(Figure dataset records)
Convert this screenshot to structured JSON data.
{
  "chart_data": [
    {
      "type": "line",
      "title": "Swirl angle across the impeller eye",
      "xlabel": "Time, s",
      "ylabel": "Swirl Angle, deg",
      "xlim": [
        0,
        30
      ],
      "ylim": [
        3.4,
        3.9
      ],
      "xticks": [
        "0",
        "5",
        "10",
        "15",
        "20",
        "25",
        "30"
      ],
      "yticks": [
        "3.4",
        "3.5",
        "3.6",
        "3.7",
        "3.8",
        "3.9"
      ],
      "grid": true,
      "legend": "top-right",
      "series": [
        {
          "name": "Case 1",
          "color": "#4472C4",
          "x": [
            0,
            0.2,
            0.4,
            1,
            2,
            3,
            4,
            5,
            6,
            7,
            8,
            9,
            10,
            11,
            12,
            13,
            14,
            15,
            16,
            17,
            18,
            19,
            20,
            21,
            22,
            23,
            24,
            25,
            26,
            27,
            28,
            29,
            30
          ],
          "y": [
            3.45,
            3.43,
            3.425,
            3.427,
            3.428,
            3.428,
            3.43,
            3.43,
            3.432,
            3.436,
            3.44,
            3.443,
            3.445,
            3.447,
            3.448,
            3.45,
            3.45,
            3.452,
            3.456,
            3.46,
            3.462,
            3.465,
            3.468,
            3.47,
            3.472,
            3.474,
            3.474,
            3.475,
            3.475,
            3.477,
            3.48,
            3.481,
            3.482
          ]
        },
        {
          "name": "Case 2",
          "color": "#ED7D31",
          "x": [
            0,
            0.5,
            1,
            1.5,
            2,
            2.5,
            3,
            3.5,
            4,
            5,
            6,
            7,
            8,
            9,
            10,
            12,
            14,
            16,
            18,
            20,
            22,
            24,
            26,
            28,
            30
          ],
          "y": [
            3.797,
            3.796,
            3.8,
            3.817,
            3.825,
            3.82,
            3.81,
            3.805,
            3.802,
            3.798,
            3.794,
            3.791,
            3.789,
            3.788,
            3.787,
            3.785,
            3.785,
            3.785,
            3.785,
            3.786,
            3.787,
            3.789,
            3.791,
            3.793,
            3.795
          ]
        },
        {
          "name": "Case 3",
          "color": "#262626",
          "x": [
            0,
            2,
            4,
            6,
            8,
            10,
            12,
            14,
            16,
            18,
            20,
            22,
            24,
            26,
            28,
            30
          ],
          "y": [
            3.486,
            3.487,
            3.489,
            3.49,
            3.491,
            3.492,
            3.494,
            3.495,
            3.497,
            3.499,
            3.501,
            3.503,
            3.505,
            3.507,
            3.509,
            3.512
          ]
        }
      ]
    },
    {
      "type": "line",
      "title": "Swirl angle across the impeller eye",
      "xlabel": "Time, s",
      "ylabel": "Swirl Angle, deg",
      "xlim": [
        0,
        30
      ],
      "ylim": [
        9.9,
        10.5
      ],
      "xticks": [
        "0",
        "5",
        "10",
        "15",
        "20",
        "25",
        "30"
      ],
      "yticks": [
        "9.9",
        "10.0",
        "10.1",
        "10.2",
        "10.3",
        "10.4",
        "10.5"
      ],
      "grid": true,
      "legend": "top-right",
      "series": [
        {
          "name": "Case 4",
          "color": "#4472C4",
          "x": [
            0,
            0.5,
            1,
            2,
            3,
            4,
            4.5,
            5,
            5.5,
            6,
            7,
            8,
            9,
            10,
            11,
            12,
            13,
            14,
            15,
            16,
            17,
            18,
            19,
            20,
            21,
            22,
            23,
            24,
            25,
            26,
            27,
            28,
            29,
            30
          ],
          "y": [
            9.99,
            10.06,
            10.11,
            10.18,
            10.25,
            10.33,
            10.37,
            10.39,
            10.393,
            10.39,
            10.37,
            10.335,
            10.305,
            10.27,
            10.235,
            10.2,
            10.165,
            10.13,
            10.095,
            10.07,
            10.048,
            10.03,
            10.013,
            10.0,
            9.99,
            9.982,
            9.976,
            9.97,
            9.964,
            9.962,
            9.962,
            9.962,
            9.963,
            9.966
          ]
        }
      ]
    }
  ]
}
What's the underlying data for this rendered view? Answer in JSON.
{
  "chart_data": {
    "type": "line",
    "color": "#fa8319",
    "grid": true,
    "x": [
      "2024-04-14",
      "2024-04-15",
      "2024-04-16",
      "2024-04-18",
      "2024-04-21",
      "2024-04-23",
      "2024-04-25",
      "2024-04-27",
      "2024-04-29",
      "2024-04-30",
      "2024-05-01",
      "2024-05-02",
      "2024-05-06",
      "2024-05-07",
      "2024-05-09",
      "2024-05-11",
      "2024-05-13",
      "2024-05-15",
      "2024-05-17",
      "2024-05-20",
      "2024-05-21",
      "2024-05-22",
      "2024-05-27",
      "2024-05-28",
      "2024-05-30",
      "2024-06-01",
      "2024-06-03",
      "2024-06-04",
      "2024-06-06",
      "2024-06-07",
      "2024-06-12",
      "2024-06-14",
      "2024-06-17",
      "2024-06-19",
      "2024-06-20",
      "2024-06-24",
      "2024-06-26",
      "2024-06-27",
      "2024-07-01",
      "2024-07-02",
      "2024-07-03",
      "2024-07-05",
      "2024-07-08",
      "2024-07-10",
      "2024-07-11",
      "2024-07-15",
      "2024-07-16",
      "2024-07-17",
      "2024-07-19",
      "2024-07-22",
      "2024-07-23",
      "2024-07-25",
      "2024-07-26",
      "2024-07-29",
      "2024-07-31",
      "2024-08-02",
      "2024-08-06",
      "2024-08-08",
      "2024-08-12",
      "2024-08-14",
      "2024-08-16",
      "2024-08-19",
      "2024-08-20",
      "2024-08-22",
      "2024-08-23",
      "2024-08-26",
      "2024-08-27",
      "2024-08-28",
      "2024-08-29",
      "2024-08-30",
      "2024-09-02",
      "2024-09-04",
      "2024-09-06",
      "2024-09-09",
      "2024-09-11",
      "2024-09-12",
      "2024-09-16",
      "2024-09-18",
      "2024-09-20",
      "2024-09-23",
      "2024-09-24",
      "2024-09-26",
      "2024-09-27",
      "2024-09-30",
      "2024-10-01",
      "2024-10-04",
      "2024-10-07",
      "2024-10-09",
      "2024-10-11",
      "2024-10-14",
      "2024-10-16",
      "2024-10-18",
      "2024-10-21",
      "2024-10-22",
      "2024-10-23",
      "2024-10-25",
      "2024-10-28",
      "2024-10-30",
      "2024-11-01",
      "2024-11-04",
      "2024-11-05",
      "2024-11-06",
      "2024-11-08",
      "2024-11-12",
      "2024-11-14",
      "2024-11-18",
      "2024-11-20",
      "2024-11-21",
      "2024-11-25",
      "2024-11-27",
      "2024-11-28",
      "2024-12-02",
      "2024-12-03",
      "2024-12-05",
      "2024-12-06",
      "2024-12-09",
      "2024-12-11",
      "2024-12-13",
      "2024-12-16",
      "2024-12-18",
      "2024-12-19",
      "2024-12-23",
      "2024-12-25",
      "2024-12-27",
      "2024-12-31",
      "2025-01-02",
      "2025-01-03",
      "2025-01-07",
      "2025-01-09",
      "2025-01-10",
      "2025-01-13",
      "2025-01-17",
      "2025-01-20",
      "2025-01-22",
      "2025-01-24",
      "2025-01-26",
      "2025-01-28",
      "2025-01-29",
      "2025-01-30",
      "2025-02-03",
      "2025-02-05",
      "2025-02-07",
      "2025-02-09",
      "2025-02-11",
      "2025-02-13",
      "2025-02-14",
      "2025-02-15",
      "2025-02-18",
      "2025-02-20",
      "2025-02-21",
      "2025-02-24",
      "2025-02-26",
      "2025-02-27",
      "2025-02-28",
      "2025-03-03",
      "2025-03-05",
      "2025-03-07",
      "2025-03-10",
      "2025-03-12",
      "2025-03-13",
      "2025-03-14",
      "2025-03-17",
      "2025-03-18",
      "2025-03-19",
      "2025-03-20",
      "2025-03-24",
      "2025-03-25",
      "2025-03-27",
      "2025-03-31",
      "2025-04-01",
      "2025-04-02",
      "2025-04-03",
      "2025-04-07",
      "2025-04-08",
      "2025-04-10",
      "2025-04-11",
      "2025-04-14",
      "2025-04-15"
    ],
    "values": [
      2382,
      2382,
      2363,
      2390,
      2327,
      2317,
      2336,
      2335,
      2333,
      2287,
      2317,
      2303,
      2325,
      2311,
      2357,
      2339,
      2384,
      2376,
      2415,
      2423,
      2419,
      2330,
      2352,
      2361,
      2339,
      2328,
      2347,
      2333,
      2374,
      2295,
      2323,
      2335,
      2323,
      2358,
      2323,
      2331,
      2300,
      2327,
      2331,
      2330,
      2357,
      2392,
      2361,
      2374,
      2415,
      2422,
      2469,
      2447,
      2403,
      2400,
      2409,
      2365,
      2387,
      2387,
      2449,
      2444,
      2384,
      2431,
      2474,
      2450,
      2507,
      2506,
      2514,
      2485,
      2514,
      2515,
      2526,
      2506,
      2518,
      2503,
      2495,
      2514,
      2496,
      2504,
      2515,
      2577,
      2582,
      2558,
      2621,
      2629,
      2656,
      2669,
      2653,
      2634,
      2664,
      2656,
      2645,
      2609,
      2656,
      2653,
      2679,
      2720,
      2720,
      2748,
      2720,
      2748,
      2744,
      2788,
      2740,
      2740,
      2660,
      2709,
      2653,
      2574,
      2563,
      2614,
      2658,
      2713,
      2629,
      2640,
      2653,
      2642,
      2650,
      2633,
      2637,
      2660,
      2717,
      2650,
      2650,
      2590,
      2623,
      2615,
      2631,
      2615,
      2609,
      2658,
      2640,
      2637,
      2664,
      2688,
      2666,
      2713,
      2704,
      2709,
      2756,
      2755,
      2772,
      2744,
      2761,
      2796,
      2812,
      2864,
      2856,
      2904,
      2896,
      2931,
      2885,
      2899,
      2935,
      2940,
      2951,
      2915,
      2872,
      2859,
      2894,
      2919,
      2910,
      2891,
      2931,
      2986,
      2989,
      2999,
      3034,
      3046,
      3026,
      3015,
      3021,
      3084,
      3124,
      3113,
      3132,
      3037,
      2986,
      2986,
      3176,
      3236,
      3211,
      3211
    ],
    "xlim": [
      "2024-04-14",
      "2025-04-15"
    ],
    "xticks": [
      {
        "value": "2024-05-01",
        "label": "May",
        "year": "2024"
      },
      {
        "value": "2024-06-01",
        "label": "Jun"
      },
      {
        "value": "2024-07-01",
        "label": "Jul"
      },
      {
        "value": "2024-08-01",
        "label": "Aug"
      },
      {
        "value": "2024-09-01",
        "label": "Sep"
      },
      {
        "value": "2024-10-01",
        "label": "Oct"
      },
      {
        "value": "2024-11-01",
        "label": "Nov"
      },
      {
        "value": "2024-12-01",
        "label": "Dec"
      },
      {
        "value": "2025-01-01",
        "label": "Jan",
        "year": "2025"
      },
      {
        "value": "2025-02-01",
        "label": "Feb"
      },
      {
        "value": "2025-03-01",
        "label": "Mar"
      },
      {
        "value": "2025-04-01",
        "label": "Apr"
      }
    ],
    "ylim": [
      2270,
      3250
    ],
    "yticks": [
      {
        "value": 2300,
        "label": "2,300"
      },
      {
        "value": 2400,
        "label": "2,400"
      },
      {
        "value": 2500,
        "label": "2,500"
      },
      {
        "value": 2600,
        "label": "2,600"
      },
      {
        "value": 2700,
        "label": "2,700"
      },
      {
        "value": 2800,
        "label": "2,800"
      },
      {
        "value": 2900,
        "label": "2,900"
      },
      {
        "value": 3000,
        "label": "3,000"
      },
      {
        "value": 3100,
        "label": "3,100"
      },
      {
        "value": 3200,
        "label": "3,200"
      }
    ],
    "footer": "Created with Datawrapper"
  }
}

> [Written problem]: Look through the entries and return every line where "this" appears.

> [Exercise answer]:
Convert this screenshot to structured JSON data.
What's the underlying data for this rendered view? Answer in JSON.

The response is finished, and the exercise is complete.